**Aufgabe 1:** Gib aus der Auflistung die Zeilen von der Zeile mit „- original-price: 599,000: [578, 401, 633, 416]“ bis einschließlich der Zeile mit „- price-row: 59%“ wortgetreu wieder.

Gesungene und ungesungene Lieder
Ich flehe uns alle an, standhaft und treu im Chor zu bleiben.
„Eine Sonne mir im Herzen scheint“, schrieb Eliza Hewitt, „so herrlich und so klar wie nirgendwo am Himmelszelt, denn Jesus ist‘s fürwahr.“ In diesem wunderschönen alten christlichen Lied klingt in jeder Note ein Strahlen mit, sodass es nahezu unmöglich ist, es ohne ein Lächeln zu singen. Doch heute möchte ich eine Zeile aus diesem Lied einmal etwas anders betrachten. Sie kann uns an Tagen helfen, wenn es uns schwerfällt zu singen oder zu lächeln, und wenn die „heilige Freude“ anscheinend nicht „jetzt und immerfort“ im Herzen ist. Wenn Sie für eine Weile nicht in der Lage sind, die fröhlichen Melodien nachzusingen, die Sie von anderen hören, bitte ich Sie, sich beharrlich an der Zeile in diesem Lied festzuhalten, in der uns im englischen Originaltext versichert wird: „Jesus hört zu und kann die Lieder hören, die [Sie] nicht singen können.“
Zu den Gegebenheiten, denen wir uns als Kinder Gottes in einer gefallenen Welt stellen müssen, gehört, dass manche Tage schwierig sind, Tage, an denen unser Glaube und unsere Standhaftigkeit geprüft werden. Diese Herausforderungen können daher rühren, dass es uns, anderen Menschen oder einfach den Lebensumständen an etwas mangelt. Wir merken, dass wir dadurch der Lieder beraubt werden können, die wir doch so gern singen wollen, und der versprochene „Frühling … im Herzen“, von dem Eliza Hewitt in einer Strophe schwärmt, wird verdunkelt.

**Aufgabe 2:**
Beantworte anhand des Textauszugs folgende Fragen:
(a) Wer schrieb die Zeilen „Eine Sonne mir im Herzen scheint“?
(b) Was wird im englischen Originaltext des Liedes in der hervorgehobenen Zeile versichert?
(c) Woher können die Herausforderungen an schwierigen Tagen rühren?

**Layout-Koordinatendaten:**
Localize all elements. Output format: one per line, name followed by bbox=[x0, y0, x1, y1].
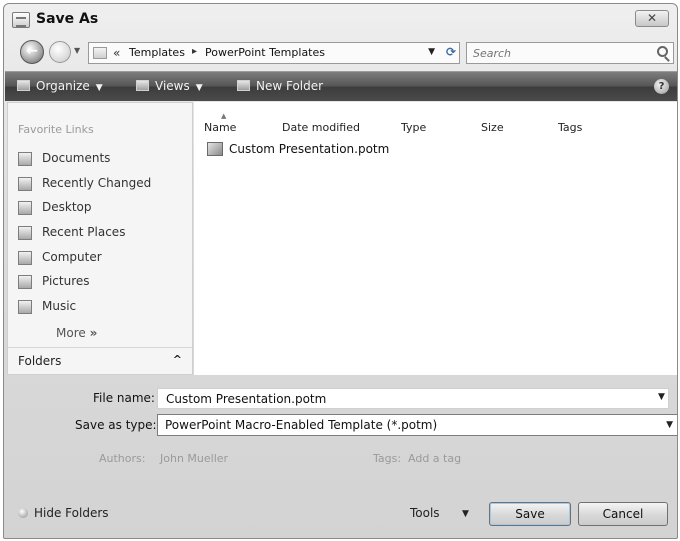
column-header-size[interactable]: Size bbox=[481, 121, 504, 134]
save-as-dialog: Save As ✕ ← ▼ « Templates ▸ PowerPoint T… bbox=[3, 3, 678, 539]
search-icon[interactable] bbox=[657, 46, 668, 57]
computer-icon bbox=[18, 251, 32, 265]
chevron-up-icon: ^ bbox=[172, 353, 182, 366]
help-button[interactable]: ? bbox=[654, 79, 669, 94]
refresh-button[interactable]: ⟳ bbox=[446, 45, 456, 59]
documents-icon bbox=[18, 152, 32, 166]
tags-field[interactable]: Add a tag bbox=[408, 452, 461, 465]
sidebar-item-computer[interactable]: Computer bbox=[14, 249, 184, 269]
double-chevron-right-icon: » bbox=[89, 326, 98, 340]
breadcrumb-separator-icon[interactable]: ▸ bbox=[192, 46, 197, 57]
powerpoint-file-icon bbox=[207, 142, 223, 156]
chevron-down-icon[interactable]: ▼ bbox=[462, 509, 469, 519]
file-name: Custom Presentation.potm bbox=[229, 142, 390, 156]
sort-indicator-icon: ▲ bbox=[221, 112, 227, 120]
column-header-date-modified[interactable]: Date modified bbox=[282, 121, 360, 134]
breadcrumb-powerpoint-templates[interactable]: PowerPoint Templates bbox=[205, 46, 325, 59]
organize-menu[interactable]: Organize ▼ bbox=[17, 79, 103, 93]
address-dropdown-icon[interactable]: ▼ bbox=[428, 47, 435, 57]
authors-field[interactable]: John Mueller bbox=[160, 452, 228, 465]
folders-label: Folders bbox=[18, 354, 62, 368]
sidebar-item-recent-places[interactable]: Recent Places bbox=[14, 224, 184, 244]
sidebar-item-pictures[interactable]: Pictures bbox=[14, 273, 184, 293]
dialog-title: Save As bbox=[36, 11, 99, 27]
cancel-button[interactable]: Cancel bbox=[578, 502, 668, 526]
pictures-icon bbox=[18, 275, 32, 289]
close-button[interactable]: ✕ bbox=[635, 10, 669, 27]
desktop-icon bbox=[18, 201, 32, 215]
breadcrumb-overflow[interactable]: « bbox=[113, 46, 120, 60]
folder-icon bbox=[93, 47, 107, 59]
forward-button[interactable] bbox=[49, 41, 71, 63]
column-header-name[interactable]: Name bbox=[204, 121, 236, 134]
column-header-type[interactable]: Type bbox=[401, 121, 426, 134]
views-icon bbox=[136, 80, 149, 91]
sidebar-item-desktop[interactable]: Desktop bbox=[14, 199, 184, 219]
save-as-type-select[interactable]: PowerPoint Macro-Enabled Template (*.pot… bbox=[157, 414, 677, 436]
folders-toggle[interactable]: Folders ^ bbox=[8, 347, 192, 375]
back-arrow-icon: ← bbox=[26, 43, 38, 59]
new-folder-icon bbox=[237, 80, 250, 91]
music-icon bbox=[18, 300, 32, 314]
hide-folders-icon[interactable] bbox=[18, 508, 28, 518]
save-as-type-value: PowerPoint Macro-Enabled Template (*.pot… bbox=[165, 418, 438, 432]
address-bar[interactable]: « Templates ▸ PowerPoint Templates ▼ ⟳ bbox=[88, 42, 460, 64]
navigation-pane: Favorite Links Documents Recently Change… bbox=[7, 102, 193, 375]
sidebar-item-music[interactable]: Music bbox=[14, 298, 184, 318]
search-box[interactable] bbox=[466, 42, 674, 64]
recently-changed-icon bbox=[18, 177, 32, 191]
breadcrumb-templates[interactable]: Templates bbox=[129, 46, 185, 59]
recent-places-icon bbox=[18, 226, 32, 240]
chevron-down-icon: ▼ bbox=[195, 83, 203, 93]
file-name-dropdown-icon[interactable]: ▼ bbox=[658, 392, 665, 402]
sidebar-item-recently-changed[interactable]: Recently Changed bbox=[14, 175, 184, 195]
sidebar-item-documents[interactable]: Documents bbox=[14, 150, 184, 170]
recent-pages-dropdown[interactable]: ▼ bbox=[74, 46, 84, 56]
hide-folders-button[interactable]: Hide Folders bbox=[34, 506, 109, 520]
new-folder-button[interactable]: New Folder bbox=[237, 79, 323, 93]
file-name-label: File name: bbox=[93, 391, 155, 405]
chevron-down-icon: ▼ bbox=[95, 83, 103, 93]
title-bar: Save As ✕ bbox=[4, 4, 677, 34]
authors-label: Authors: bbox=[99, 452, 146, 465]
chevron-down-icon: ▼ bbox=[666, 420, 673, 430]
dialog-app-icon bbox=[12, 12, 30, 28]
save-button[interactable]: Save bbox=[489, 502, 571, 526]
tools-menu[interactable]: Tools bbox=[410, 506, 440, 520]
back-button[interactable]: ← bbox=[20, 40, 44, 64]
file-name-input[interactable] bbox=[157, 388, 669, 409]
views-menu[interactable]: Views ▼ bbox=[136, 79, 203, 93]
save-as-type-label: Save as type: bbox=[75, 418, 157, 432]
file-list[interactable]: ▲ Name Date modified Type Size Tags Cust… bbox=[194, 102, 677, 375]
close-icon: ✕ bbox=[646, 11, 658, 25]
file-item[interactable]: Custom Presentation.potm bbox=[207, 141, 407, 159]
favorite-links-heading: Favorite Links bbox=[18, 123, 94, 136]
organize-icon bbox=[17, 80, 30, 91]
more-links-button[interactable]: More » bbox=[56, 326, 97, 340]
tags-label: Tags: bbox=[373, 452, 402, 465]
search-input[interactable] bbox=[467, 43, 642, 63]
navigation-bar: ← ▼ « Templates ▸ PowerPoint Templates ▼… bbox=[4, 34, 677, 68]
column-header-tags[interactable]: Tags bbox=[558, 121, 582, 134]
command-toolbar: Organize ▼ Views ▼ New Folder ? bbox=[5, 71, 677, 101]
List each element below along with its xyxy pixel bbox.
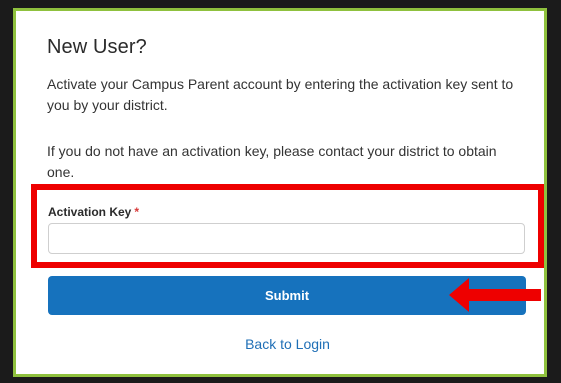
activation-key-label-text: Activation Key (48, 205, 132, 219)
activation-key-input[interactable] (48, 223, 525, 254)
back-to-login-link[interactable]: Back to Login (0, 336, 561, 352)
card-title: New User? (47, 36, 147, 58)
intro-text: Activate your Campus Parent account by e… (47, 76, 514, 113)
required-marker: * (134, 205, 140, 219)
help-text: If you do not have an activation key, pl… (47, 143, 497, 180)
arrow-left-icon (449, 278, 541, 312)
activation-key-label: Activation Key * (48, 205, 139, 219)
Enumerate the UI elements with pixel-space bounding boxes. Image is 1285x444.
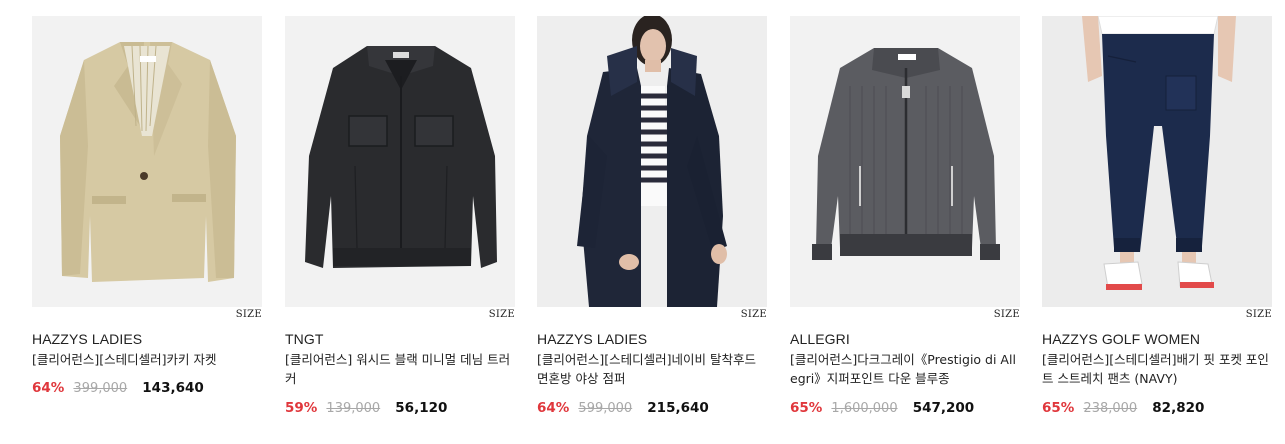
- original-price: 599,000: [578, 401, 633, 416]
- price-row: 65% 238,000 82,820: [1042, 397, 1204, 416]
- navy-pants-icon[interactable]: [1042, 16, 1272, 307]
- price-row: 64% 399,000 143,640: [32, 377, 204, 396]
- size-label[interactable]: SIZE: [994, 309, 1020, 320]
- product-title[interactable]: [클리어런스] 워시드 블랙 미니멀 데님 트러커: [285, 350, 515, 388]
- product-brand: TNGT: [285, 331, 324, 347]
- discount-rate: 59%: [285, 400, 318, 416]
- product-brand: HAZZYS LADIES: [32, 331, 143, 347]
- price-row: 59% 139,000 56,120: [285, 397, 447, 416]
- product-card[interactable]: SIZE TNGT [클리어런스] 워시드 블랙 미니멀 데님 트러커 59% …: [285, 16, 515, 416]
- navy-hooded-parka-icon[interactable]: [537, 16, 767, 307]
- final-price: 547,200: [912, 400, 975, 416]
- final-price: 215,640: [647, 400, 709, 416]
- discount-rate: 64%: [32, 380, 65, 396]
- final-price: 56,120: [395, 400, 448, 416]
- discount-rate: 65%: [1042, 400, 1075, 416]
- final-price: 143,640: [142, 380, 204, 396]
- price-row: 64% 599,000 215,640: [537, 397, 709, 416]
- black-denim-jacket-icon[interactable]: [285, 16, 515, 307]
- size-label[interactable]: SIZE: [741, 309, 767, 320]
- product-title[interactable]: [클리어런스][스테디셀러]네이비 탈착후드 면혼방 야상 점퍼: [537, 350, 767, 388]
- product-title[interactable]: [클리어런스][스테디셀러]카키 자켓: [32, 350, 262, 369]
- price-row: 65% 1,600,000 547,200: [790, 397, 974, 416]
- size-label[interactable]: SIZE: [1246, 309, 1272, 320]
- discount-rate: 64%: [537, 400, 570, 416]
- grey-zip-blouson-icon[interactable]: [790, 16, 1020, 307]
- product-title[interactable]: [클리어런스]다크그레이《Prestigio di Allegri》지퍼포인트 …: [790, 350, 1020, 388]
- product-grid: SIZE HAZZYS LADIES [클리어런스][스테디셀러]카키 자켓 6…: [0, 0, 1285, 444]
- product-title[interactable]: [클리어런스][스테디셀러]배기 핏 포켓 포인트 스트레치 팬츠 (NAVY): [1042, 350, 1272, 388]
- product-card[interactable]: SIZE ALLEGRI [클리어런스]다크그레이《Prestigio di A…: [790, 16, 1020, 416]
- original-price: 1,600,000: [831, 401, 898, 416]
- product-brand: HAZZYS LADIES: [537, 331, 648, 347]
- original-price: 238,000: [1083, 401, 1138, 416]
- size-label[interactable]: SIZE: [236, 309, 262, 320]
- original-price: 399,000: [73, 381, 128, 396]
- discount-rate: 65%: [790, 400, 823, 416]
- product-brand: HAZZYS GOLF WOMEN: [1042, 331, 1201, 347]
- original-price: 139,000: [326, 401, 381, 416]
- beige-blazer-icon[interactable]: [32, 16, 262, 307]
- product-card[interactable]: SIZE HAZZYS LADIES [클리어런스][스테디셀러]카키 자켓 6…: [32, 16, 262, 396]
- product-brand: ALLEGRI: [790, 331, 850, 347]
- final-price: 82,820: [1152, 400, 1205, 416]
- product-card[interactable]: SIZE HAZZYS LADIES [클리어런스][스테디셀러]네이비 탈착후…: [537, 16, 767, 416]
- size-label[interactable]: SIZE: [489, 309, 515, 320]
- product-card[interactable]: SIZE HAZZYS GOLF WOMEN [클리어런스][스테디셀러]배기 …: [1042, 16, 1272, 416]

**Musterlösung 1:**
- original-price: 599,000: [578, 401, 633, 416]
- price-row: 65% 238,000 82,820: [1042, 397, 1204, 416]
- navy-pants-icon[interactable]: [1042, 16, 1272, 307]
- price-row: 64% 399,000 143,640: [32, 377, 204, 396]
- size-label[interactable]: SIZE: [994, 309, 1020, 320]
- product-title[interactable]: [클리어런스] 워시드 블랙 미니멀 데님 트러커: [285, 350, 515, 388]
- product-brand: TNGT: [285, 331, 324, 347]
- discount-rate: 59%: [285, 400, 318, 416]
- product-brand: HAZZYS LADIES: [32, 331, 143, 347]
- price-row: 59% 139,000 56,120: [285, 397, 447, 416]

**Musterlösung 2:**
(a) Die Zeilen schrieb Eliza Hewitt.
(b) Es wird versichert: „Jesus hört zu und kann die Lieder hören, die [Sie] nicht singen können.“
(c) Sie können daher rühren, dass es uns, anderen Menschen oder einfach den Lebensumständen an etwas mangelt.